### Stated problem
Write out all of the entries exactly as given.

### The records

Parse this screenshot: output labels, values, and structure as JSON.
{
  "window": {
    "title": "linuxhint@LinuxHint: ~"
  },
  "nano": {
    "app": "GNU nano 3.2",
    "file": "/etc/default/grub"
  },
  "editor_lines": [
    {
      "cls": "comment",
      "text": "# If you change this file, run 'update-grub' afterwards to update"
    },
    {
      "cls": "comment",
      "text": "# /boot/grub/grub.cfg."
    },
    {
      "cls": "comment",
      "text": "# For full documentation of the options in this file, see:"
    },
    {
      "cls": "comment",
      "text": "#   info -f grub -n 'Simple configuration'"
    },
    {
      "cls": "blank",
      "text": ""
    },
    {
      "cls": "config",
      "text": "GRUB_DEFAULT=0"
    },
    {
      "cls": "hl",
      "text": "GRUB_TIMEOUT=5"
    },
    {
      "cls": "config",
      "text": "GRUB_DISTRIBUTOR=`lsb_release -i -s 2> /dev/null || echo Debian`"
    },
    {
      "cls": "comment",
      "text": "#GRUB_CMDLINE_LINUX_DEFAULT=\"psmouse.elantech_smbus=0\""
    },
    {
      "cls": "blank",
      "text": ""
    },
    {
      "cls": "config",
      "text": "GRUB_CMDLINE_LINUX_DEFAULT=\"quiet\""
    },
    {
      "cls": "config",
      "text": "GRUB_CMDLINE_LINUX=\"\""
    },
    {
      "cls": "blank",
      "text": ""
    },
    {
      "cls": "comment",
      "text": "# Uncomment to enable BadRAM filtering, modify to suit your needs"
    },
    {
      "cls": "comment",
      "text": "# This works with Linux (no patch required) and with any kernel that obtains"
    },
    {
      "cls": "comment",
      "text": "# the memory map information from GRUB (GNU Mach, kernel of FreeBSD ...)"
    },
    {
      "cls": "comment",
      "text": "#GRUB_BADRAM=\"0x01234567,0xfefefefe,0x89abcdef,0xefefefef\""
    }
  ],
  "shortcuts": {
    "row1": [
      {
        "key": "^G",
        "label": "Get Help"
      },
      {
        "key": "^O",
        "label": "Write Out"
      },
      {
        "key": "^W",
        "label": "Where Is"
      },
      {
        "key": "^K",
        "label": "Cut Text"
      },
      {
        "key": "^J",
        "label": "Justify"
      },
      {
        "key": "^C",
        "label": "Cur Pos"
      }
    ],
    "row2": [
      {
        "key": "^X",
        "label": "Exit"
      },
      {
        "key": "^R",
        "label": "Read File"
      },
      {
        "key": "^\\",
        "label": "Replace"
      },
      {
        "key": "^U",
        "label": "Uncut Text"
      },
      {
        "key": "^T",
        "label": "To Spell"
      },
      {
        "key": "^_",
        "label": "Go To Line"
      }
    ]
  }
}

### Task response
Parse this screenshot: output labels, values, and structure as JSON.
{
  "window": {
    "title": "linuxhint@LinuxHint: ~"
  },
  "nano": {
    "app": "GNU nano 3.2",
    "file": "/etc/default/grub"
  },
  "editor_lines": [
    {
      "cls": "comment",
      "text": "# If you change this file, run 'update-grub' afterwards to update"
    },
    {
      "cls": "comment",
      "text": "# /boot/grub/grub.cfg."
    },
    {
      "cls": "comment",
      "text": "# For full documentation of the options in this file, see:"
    },
    {
      "cls": "comment",
      "text": "#   info -f grub -n 'Simple configuration'"
    },
    {
      "cls": "blank",
      "text": ""
    },
    {
      "cls": "config",
      "text": "GRUB_DEFAULT=0"
    },
    {
      "cls": "hl",
      "text": "GRUB_TIMEOUT=5"
    },
    {
      "cls": "config",
      "text": "GRUB_DISTRIBUTOR=`lsb_release -i -s 2> /dev/null || echo Debian`"
    },
    {
      "cls": "comment",
      "text": "#GRUB_CMDLINE_LINUX_DEFAULT=\"psmouse.elantech_smbus=0\""
    },
    {
      "cls": "blank",
      "text": ""
    },
    {
      "cls": "config",
      "text": "GRUB_CMDLINE_LINUX_DEFAULT=\"quiet\""
    },
    {
      "cls": "config",
      "text": "GRUB_CMDLINE_LINUX=\"\""
    },
    {
      "cls": "blank",
      "text": ""
    },
    {
      "cls": "comment",
      "text": "# Uncomment to enable BadRAM filtering, modify to suit your needs"
    },
    {
      "cls": "comment",
      "text": "# This works with Linux (no patch required) and with any kernel that obtains"
    },
    {
      "cls": "comment",
      "text": "# the memory map information from GRUB (GNU Mach, kernel of FreeBSD ...)"
    },
    {
      "cls": "comment",
      "text": "#GRUB_BADRAM=\"0x01234567,0xfefefefe,0x89abcdef,0xefefefef\""
    }
  ],
  "shortcuts": {
    "row1": [
      {
        "key": "^G",
        "label": "Get Help"
      },
      {
        "key": "^O",
        "label": "Write Out"
      },
      {
        "key": "^W",
        "label": "Where Is"
      },
      {
        "key": "^K",
        "label": "Cut Text"
      },
      {
        "key": "^J",
        "label": "Justify"
      },
      {
        "key": "^C",
        "label": "Cur Pos"
      }
    ],
    "row2": [
      {
        "key": "^X",
        "label": "Exit"
      },
      {
        "key": "^R",
        "label": "Read File"
      },
      {
        "key": "^\\",
        "label": "Replace"
      },
      {
        "key": "^U",
        "label": "Uncut Text"
      },
      {
        "key": "^T",
        "label": "To Spell"
      },
      {
        "key": "^_",
        "label": "Go To Line"
      }
    ]
  }
}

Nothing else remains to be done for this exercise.